Given records -
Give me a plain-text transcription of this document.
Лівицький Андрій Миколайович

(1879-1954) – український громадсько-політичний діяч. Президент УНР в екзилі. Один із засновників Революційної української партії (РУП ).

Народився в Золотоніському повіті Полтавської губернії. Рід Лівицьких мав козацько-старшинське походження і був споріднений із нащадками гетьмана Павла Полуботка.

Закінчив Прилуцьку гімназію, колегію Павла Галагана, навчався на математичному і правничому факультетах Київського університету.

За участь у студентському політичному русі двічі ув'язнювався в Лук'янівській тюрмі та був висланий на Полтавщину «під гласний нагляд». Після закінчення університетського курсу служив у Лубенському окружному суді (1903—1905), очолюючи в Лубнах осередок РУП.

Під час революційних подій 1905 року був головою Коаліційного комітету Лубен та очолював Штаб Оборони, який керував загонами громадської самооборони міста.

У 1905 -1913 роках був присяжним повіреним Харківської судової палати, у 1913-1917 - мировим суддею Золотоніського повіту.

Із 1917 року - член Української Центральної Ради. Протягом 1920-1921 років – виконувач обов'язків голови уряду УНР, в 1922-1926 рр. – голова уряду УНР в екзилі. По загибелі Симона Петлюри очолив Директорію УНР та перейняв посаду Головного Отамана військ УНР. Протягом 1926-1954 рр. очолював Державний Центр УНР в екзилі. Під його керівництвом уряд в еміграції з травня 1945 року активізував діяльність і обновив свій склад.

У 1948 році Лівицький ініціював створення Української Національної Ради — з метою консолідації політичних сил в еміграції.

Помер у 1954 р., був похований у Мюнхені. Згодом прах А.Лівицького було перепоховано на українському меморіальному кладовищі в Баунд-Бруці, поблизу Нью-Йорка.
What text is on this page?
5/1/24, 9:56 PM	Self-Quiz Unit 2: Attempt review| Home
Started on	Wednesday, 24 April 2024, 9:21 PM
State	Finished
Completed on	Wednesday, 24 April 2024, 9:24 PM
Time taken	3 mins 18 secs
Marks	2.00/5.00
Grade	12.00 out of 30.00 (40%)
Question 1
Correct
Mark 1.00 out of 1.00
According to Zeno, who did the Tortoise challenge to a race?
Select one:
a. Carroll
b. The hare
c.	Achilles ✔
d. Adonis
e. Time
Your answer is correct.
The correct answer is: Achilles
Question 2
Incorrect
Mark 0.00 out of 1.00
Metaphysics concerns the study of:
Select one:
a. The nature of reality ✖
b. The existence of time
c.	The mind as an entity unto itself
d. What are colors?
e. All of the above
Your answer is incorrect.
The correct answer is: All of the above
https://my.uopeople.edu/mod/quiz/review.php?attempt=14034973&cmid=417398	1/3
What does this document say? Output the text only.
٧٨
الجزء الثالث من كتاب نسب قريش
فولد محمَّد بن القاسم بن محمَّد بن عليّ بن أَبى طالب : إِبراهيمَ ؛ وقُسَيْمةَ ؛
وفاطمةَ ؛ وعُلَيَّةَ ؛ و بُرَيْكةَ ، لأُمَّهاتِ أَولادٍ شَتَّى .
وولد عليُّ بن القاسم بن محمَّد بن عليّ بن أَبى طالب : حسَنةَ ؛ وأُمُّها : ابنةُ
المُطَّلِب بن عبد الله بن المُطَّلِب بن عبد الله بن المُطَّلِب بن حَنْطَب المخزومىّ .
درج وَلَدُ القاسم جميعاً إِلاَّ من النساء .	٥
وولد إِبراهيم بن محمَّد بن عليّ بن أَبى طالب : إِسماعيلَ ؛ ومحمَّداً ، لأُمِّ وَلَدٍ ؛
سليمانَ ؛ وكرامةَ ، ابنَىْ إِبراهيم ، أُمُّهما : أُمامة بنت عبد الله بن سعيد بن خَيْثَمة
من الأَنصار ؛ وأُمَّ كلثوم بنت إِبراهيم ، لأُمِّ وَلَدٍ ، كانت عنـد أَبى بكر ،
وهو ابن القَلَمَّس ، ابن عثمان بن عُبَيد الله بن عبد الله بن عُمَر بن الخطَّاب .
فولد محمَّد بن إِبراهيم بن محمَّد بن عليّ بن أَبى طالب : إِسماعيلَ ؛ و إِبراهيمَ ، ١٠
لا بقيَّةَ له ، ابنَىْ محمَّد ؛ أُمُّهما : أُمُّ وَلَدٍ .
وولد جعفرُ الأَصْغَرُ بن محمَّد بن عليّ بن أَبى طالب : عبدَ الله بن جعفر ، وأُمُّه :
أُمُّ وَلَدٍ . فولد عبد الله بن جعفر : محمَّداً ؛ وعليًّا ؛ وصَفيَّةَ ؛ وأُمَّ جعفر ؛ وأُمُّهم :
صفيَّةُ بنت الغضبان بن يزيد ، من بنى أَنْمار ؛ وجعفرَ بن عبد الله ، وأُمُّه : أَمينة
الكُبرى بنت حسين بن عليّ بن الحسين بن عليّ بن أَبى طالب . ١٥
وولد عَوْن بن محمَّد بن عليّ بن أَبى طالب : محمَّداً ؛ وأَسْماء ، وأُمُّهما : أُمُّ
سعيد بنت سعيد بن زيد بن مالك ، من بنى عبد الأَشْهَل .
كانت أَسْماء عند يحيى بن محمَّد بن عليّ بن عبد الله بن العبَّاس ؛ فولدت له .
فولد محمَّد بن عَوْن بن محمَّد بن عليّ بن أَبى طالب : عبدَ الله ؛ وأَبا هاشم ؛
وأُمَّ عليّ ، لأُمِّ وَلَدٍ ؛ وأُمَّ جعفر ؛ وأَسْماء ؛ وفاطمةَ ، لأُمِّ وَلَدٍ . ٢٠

Stated task -
Write all of the records out again exactly.

Complete response -
Give me a plain-text transcription of this document.
Лівицький Андрій Миколайович

(1879-1954) – український громадсько-політичний діяч. Президент УНР в екзилі. Один із засновників Революційної української партії (РУП ).

Народився в Золотоніському повіті Полтавської губернії. Рід Лівицьких мав козацько-старшинське походження і був споріднений із нащадками гетьмана Павла Полуботка.

Закінчив Прилуцьку гімназію, колегію Павла Галагана, навчався на математичному і правничому факультетах Київського університету.

За участь у студентському політичному русі двічі ув'язнювався в Лук'янівській тюрмі та був висланий на Полтавщину «під гласний нагляд». Після закінчення університетського курсу служив у Лубенському окружному суді (1903—1905), очолюючи в Лубнах осередок РУП.

Під час революційних подій 1905 року був головою Коаліційного комітету Лубен та очолював Штаб Оборони, який керував загонами громадської самооборони міста.

У 1905 -1913 роках був присяжним повіреним Харківської судової палати, у 1913-1917 - мировим суддею Золотоніського повіту.

Із 1917 року - член Української Центральної Ради. Протягом 1920-1921 років – виконувач обов'язків голови уряду УНР, в 1922-1926 рр. – голова уряду УНР в екзилі. По загибелі Симона Петлюри очолив Директорію УНР та перейняв посаду Головного Отамана військ УНР. Протягом 1926-1954 рр. очолював Державний Центр УНР в екзилі. Під його керівництвом уряд в еміграції з травня 1945 року активізував діяльність і обновив свій склад.

У 1948 році Лівицький ініціював створення Української Національної Ради — з метою консолідації політичних сил в еміграції.

Помер у 1954 р., був похований у Мюнхені. Згодом прах А.Лівицького було перепоховано на українському меморіальному кладовищі в Баунд-Бруці, поблизу Нью-Йорка.
What text is on this page?
5/1/24, 9:56 PM	Self-Quiz Unit 2: Attempt review| Home
Started on	Wednesday, 24 April 2024, 9:21 PM
State	Finished
Completed on	Wednesday, 24 April 2024, 9:24 PM
Time taken	3 mins 18 secs
Marks	2.00/5.00
Grade	12.00 out of 30.00 (40%)
Question 1
Correct
Mark 1.00 out of 1.00
According to Zeno, who did the Tortoise challenge to a race?
Select one:
a. Carroll
b. The hare
c.	Achilles ✔
d. Adonis
e. Time
Your answer is correct.
The correct answer is: Achilles
Question 2
Incorrect
Mark 0.00 out of 1.00
Metaphysics concerns the study of:
Select one:
a. The nature of reality ✖
b. The existence of time
c.	The mind as an entity unto itself
d. What are colors?
e. All of the above
Your answer is incorrect.
The correct answer is: All of the above
https://my.uopeople.edu/mod/quiz/review.php?attempt=14034973&cmid=417398	1/3
What does this document say? Output the text only.
٧٨
الجزء الثالث من كتاب نسب قريش
فولد محمَّد بن القاسم بن محمَّد بن عليّ بن أَبى طالب : إِبراهيمَ ؛ وقُسَيْمةَ ؛
وفاطمةَ ؛ وعُلَيَّةَ ؛ و بُرَيْكةَ ، لأُمَّهاتِ أَولادٍ شَتَّى .
وولد عليُّ بن القاسم بن محمَّد بن عليّ بن أَبى طالب : حسَنةَ ؛ وأُمُّها : ابنةُ
المُطَّلِب بن عبد الله بن المُطَّلِب بن عبد الله بن المُطَّلِب بن حَنْطَب المخزومىّ .
درج وَلَدُ القاسم جميعاً إِلاَّ من النساء .	٥
وولد إِبراهيم بن محمَّد بن عليّ بن أَبى طالب : إِسماعيلَ ؛ ومحمَّداً ، لأُمِّ وَلَدٍ ؛
سليمانَ ؛ وكرامةَ ، ابنَىْ إِبراهيم ، أُمُّهما : أُمامة بنت عبد الله بن سعيد بن خَيْثَمة
من الأَنصار ؛ وأُمَّ كلثوم بنت إِبراهيم ، لأُمِّ وَلَدٍ ، كانت عنـد أَبى بكر ،
وهو ابن القَلَمَّس ، ابن عثمان بن عُبَيد الله بن عبد الله بن عُمَر بن الخطَّاب .
فولد محمَّد بن إِبراهيم بن محمَّد بن عليّ بن أَبى طالب : إِسماعيلَ ؛ و إِبراهيمَ ، ١٠
لا بقيَّةَ له ، ابنَىْ محمَّد ؛ أُمُّهما : أُمُّ وَلَدٍ .
وولد جعفرُ الأَصْغَرُ بن محمَّد بن عليّ بن أَبى طالب : عبدَ الله بن جعفر ، وأُمُّه :
أُمُّ وَلَدٍ . فولد عبد الله بن جعفر : محمَّداً ؛ وعليًّا ؛ وصَفيَّةَ ؛ وأُمَّ جعفر ؛ وأُمُّهم :
صفيَّةُ بنت الغضبان بن يزيد ، من بنى أَنْمار ؛ وجعفرَ بن عبد الله ، وأُمُّه : أَمينة
الكُبرى بنت حسين بن عليّ بن الحسين بن عليّ بن أَبى طالب . ١٥
وولد عَوْن بن محمَّد بن عليّ بن أَبى طالب : محمَّداً ؛ وأَسْماء ، وأُمُّهما : أُمُّ
سعيد بنت سعيد بن زيد بن مالك ، من بنى عبد الأَشْهَل .
كانت أَسْماء عند يحيى بن محمَّد بن عليّ بن عبد الله بن العبَّاس ؛ فولدت له .
فولد محمَّد بن عَوْن بن محمَّد بن عليّ بن أَبى طالب : عبدَ الله ؛ وأَبا هاشم ؛
وأُمَّ عليّ ، لأُمِّ وَلَدٍ ؛ وأُمَّ جعفر ؛ وأَسْماء ؛ وفاطمةَ ، لأُمِّ وَلَدٍ . ٢٠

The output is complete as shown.